Extract provided:
★ ★ ★ ★
# Where are your miracles?



## earl40 (Aug 23, 2010)

I have often heard various reformed teachers say that one of retorts to Martin Luther was "Where are your miracles?"

Does anyone have a direct quote of such?

The reason I ask is because I have read of various ways The Lord has worked the miraculous among Reformed Christians, which I am not disputing, because if so we now can answer the charge that God works with us Protestants today when He seems fit.

PS. I am partial to the reply that used to be made by holding up the bible and saying "Here they are".


----------



## Semper Fidelis (Aug 23, 2010)

From Calvin's Prefatory address in his Institutes (referring to the Roman Catholic Church):


> 3. In demanding miracles from us, they act dishonestly; for we have not coined some new gospel, but retain the very one the truth of which is confirmed by all the miracles which Christ and the apostles ever wrought. But they have a peculiarity which we have not - they can confirm their faith by constant miracles down to the present day! Nay rather, they allege miracles which might produce wavering in minds otherwise well disposed; they are so frivolous and ridiculous, so vain and false.


----------



## earl40 (Aug 24, 2010)

Thank you Rich.


----------



## SolaScriptura (Aug 24, 2010)

Today in class one of the chaplains wanted us to go around the table and share a miracle that we'd witnessed. As it turned out, I was the last person to have a turn. These guys were saying things like, "The things they can do here with prosthetics... that's a miracle." and "A baby." and "The beauty of the sunrise."

After all that drivel, I had to swallow some bile, and then I flatly said that I'd never witnessed a miracle and that neither had they, and that instead of cheapening the meaning of what truly is miraculous by attributing the label to amazing and wonderful providences, we should just be honest and say that we've not seen a miracle. That way we retain our credibility instead of sounding like sentimental girls.
★ ★ ★ ★
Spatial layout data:
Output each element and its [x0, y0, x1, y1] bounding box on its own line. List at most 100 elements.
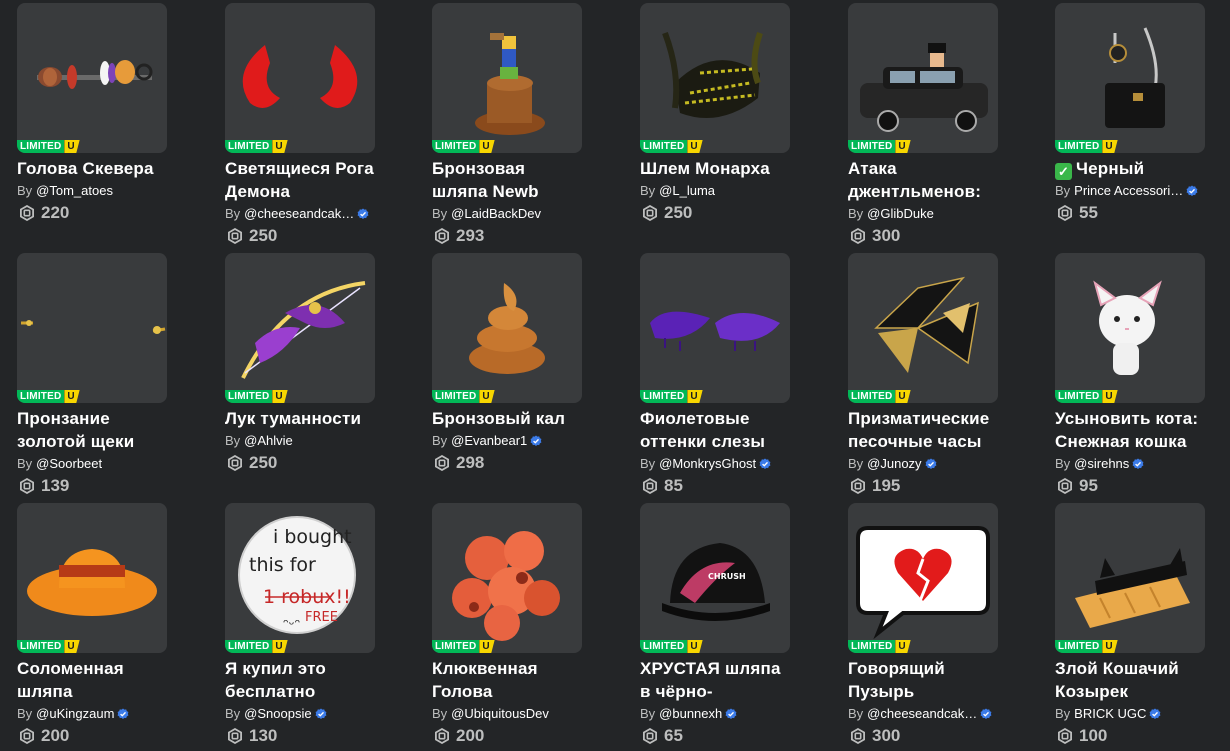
item-thumbnail[interactable]: LIMITED U [1055, 503, 1205, 653]
item-name[interactable]: Усыновить кота: Снежная кошка [1055, 407, 1205, 453]
robux-icon [434, 455, 450, 471]
catalog-item[interactable]: LIMITED U Клюквенная Голова By @Ubiquito… [432, 503, 582, 747]
catalog-item[interactable]: LIMITED U Призматические песочные часы B… [848, 253, 998, 497]
item-thumbnail[interactable]: i bought this for 1 robux!! FREE ᵔᵕᵔ LIM… [225, 503, 375, 653]
limited-badge: LIMITED U [1055, 140, 1118, 153]
item-name[interactable]: Атака джентльменов: [848, 157, 998, 203]
catalog-item[interactable]: LIMITED U Фиолетовые оттенки слезы By @M… [640, 253, 790, 497]
creator-name-link[interactable]: @Evanbear1 [451, 430, 527, 452]
item-thumbnail[interactable]: LIMITED U [432, 3, 582, 153]
item-thumbnail[interactable]: LIMITED U [17, 253, 167, 403]
item-creator: By @MonkrysGhost [640, 453, 790, 475]
catalog-item[interactable]: LIMITED U Говорящий Пузырь By @cheeseand… [848, 503, 998, 747]
item-thumbnail[interactable]: LIMITED U [225, 3, 375, 153]
nebula-bow-icon [241, 281, 366, 379]
catalog-item[interactable]: LIMITED U Пронзание золотой щеки By @Soo… [17, 253, 167, 497]
creator-name-link[interactable]: Prince Accessori… [1074, 180, 1183, 202]
item-price: 220 [17, 202, 167, 224]
item-name[interactable]: Лук туманности [225, 407, 375, 430]
creator-name-link[interactable]: @cheeseandcak… [867, 703, 977, 725]
robux-icon [850, 228, 866, 244]
item-name[interactable]: Голова Скевера [17, 157, 167, 180]
item-name[interactable]: Клюквенная Голова [432, 657, 582, 703]
verified-badge-icon [925, 458, 937, 470]
item-name[interactable]: Соломенная шляпа [17, 657, 167, 703]
item-name[interactable]: Бронзовая шляпа Newb [432, 157, 582, 203]
item-thumbnail[interactable]: LIMITED U [17, 3, 167, 153]
robux-icon [1057, 478, 1073, 494]
creator-name-link[interactable]: @UbiquitousDev [451, 703, 549, 725]
robux-icon [1057, 205, 1073, 221]
item-name[interactable]: ✓ Черный [1055, 157, 1205, 180]
item-price: 250 [225, 225, 375, 247]
item-thumbnail[interactable]: LIMITED U [848, 503, 998, 653]
creator-name-link[interactable]: @uKingzaum [36, 703, 114, 725]
catalog-grid: LIMITED U Голова Скевера By @Tom_atoes 2… [0, 0, 1230, 751]
creator-name-link[interactable]: @L_luma [659, 180, 715, 202]
limited-badge: LIMITED U [225, 390, 288, 403]
item-thumbnail[interactable]: LIMITED U [640, 253, 790, 403]
checkmark-icon: ✓ [1055, 163, 1072, 180]
item-thumbnail[interactable]: LIMITED U [640, 3, 790, 153]
catalog-item[interactable]: LIMITED U Атака джентльменов: By @GlibDu… [848, 3, 998, 247]
item-name[interactable]: Я купил это бесплатно [225, 657, 375, 703]
creator-name-link[interactable]: @Tom_atoes [36, 180, 113, 202]
svg-text:CHRUSH: CHRUSH [708, 572, 746, 581]
limited-badge: LIMITED U [17, 390, 80, 403]
catalog-item[interactable]: LIMITED U Лук туманности By @Ahlvie 250 [225, 253, 375, 474]
limited-badge: LIMITED U [17, 140, 80, 153]
item-thumbnail[interactable]: CHRUSH LIMITED U [640, 503, 790, 653]
item-thumbnail[interactable]: LIMITED U [432, 503, 582, 653]
item-thumbnail[interactable]: LIMITED U [17, 503, 167, 653]
item-name[interactable]: ХРУСТАЯ шляпа в чёрно- [640, 657, 790, 703]
item-thumbnail[interactable]: LIMITED U [1055, 3, 1205, 153]
item-name[interactable]: Злой Кошачий Козырек [1055, 657, 1205, 703]
catalog-item[interactable]: LIMITED U Светящиеся Рога Демона By @che… [225, 3, 375, 247]
creator-name-link[interactable]: @cheeseandcak… [244, 203, 354, 225]
catalog-item[interactable]: LIMITED U Голова Скевера By @Tom_atoes 2… [17, 3, 167, 224]
catalog-item[interactable]: LIMITED U Бронзовый кал By @Evanbear1 29… [432, 253, 582, 474]
item-price: 298 [432, 452, 582, 474]
catalog-item[interactable]: LIMITED U ✓ Черный By Prince Accessori… 5… [1055, 3, 1205, 224]
creator-name-link[interactable]: BRICK UGC [1074, 703, 1146, 725]
item-thumbnail[interactable]: LIMITED U [848, 253, 998, 403]
item-thumbnail[interactable]: LIMITED U [1055, 253, 1205, 403]
creator-name-link[interactable]: @Snoopsie [244, 703, 311, 725]
item-creator: By @sirehns [1055, 453, 1205, 475]
catalog-item[interactable]: LIMITED U Усыновить кота: Снежная кошка … [1055, 253, 1205, 497]
creator-name-link[interactable]: @Junozy [867, 453, 921, 475]
creator-name-link[interactable]: @MonkrysGhost [659, 453, 756, 475]
black-bag-icon [1105, 27, 1165, 128]
item-thumbnail[interactable]: LIMITED U [432, 253, 582, 403]
catalog-item[interactable]: LIMITED U Шлем Монарха By @L_luma 250 [640, 3, 790, 224]
item-price: 300 [848, 725, 998, 747]
catalog-item[interactable]: LIMITED U Злой Кошачий Козырек By BRICK … [1055, 503, 1205, 747]
item-name[interactable]: Светящиеся Рога Демона [225, 157, 375, 203]
item-name[interactable]: Бронзовый кал [432, 407, 582, 430]
bronze-poop-icon [469, 283, 545, 374]
catalog-item[interactable]: LIMITED U Бронзовая шляпа Newb By @LaidB… [432, 3, 582, 247]
limited-badge: LIMITED U [432, 390, 495, 403]
creator-name-link[interactable]: @LaidBackDev [451, 203, 541, 225]
creator-name-link[interactable]: @sirehns [1074, 453, 1129, 475]
cranberry-head-icon [452, 531, 560, 641]
item-creator: By @Ahlvie [225, 430, 375, 452]
item-thumbnail[interactable]: LIMITED U [225, 253, 375, 403]
catalog-item[interactable]: CHRUSH LIMITED U ХРУСТАЯ шляпа в чёрно- … [640, 503, 790, 747]
creator-name-link[interactable]: @bunnexh [659, 703, 722, 725]
creator-name-link[interactable]: @Soorbeet [36, 453, 102, 475]
item-name[interactable]: Призматические песочные часы [848, 407, 998, 453]
item-creator: By BRICK UGC [1055, 703, 1205, 725]
snow-cat-icon [1093, 280, 1162, 375]
catalog-item[interactable]: i bought this for 1 robux!! FREE ᵔᵕᵔ LIM… [225, 503, 375, 747]
catalog-item[interactable]: LIMITED U Соломенная шляпа By @uKingzaum… [17, 503, 167, 747]
item-name[interactable]: Пронзание золотой щеки [17, 407, 167, 453]
creator-name-link[interactable]: @GlibDuke [867, 203, 934, 225]
verified-badge-icon [530, 435, 542, 447]
item-name[interactable]: Фиолетовые оттенки слезы [640, 407, 790, 453]
item-name[interactable]: Говорящий Пузырь [848, 657, 998, 703]
item-thumbnail[interactable]: LIMITED U [848, 3, 998, 153]
crunchy-hat-icon: CHRUSH [662, 543, 770, 621]
item-name[interactable]: Шлем Монарха [640, 157, 790, 180]
creator-name-link[interactable]: @Ahlvie [244, 430, 293, 452]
★ ★ ★ ★
Parts of the exercise:
[a] In the thread about miracles, list the things that others in SolaScriptura's class called miracles.
[b] Resume the thread about miracles after its last sentence.

Responses for each task:
[a]
- What they can do with prosthetics
- A baby
- The beauty of the sunrise

[b]
That didn't go over too well. So then I said, "ok... a mother's love." Then they were happy again.


----------



## Notthemama1984 (Aug 24, 2010)

You don't play well with others.


----------



## Richard King (Aug 24, 2010)

I think every minute I go without sinning is a miracle. So I would say I have seen a couple of miracles.


----------



## SolaScriptura (Aug 24, 2010)

Chaplainintraining said:


> You don't play well with others.


 
Oh, I do... I really do. I just every now and then am wearied by those who presume to minister in Christ's name being, well, not the best and the brightest.


----------



## Wayne (Aug 24, 2010)

I don't know about miracles, but I see astounding providences from the Lord's hand every day.


----------



## SolaScriptura (Aug 24, 2010)

Wayne said:


> I don't know about miracles, but I see astounding providences from the Lord's hand every day.


 
Amen, and they are both marvelous and abundant!


----------



## Andres (Aug 25, 2010)

salvation is a miracle. I'm a witness of it and most of you are too.


----------



## captivewill (Aug 25, 2010)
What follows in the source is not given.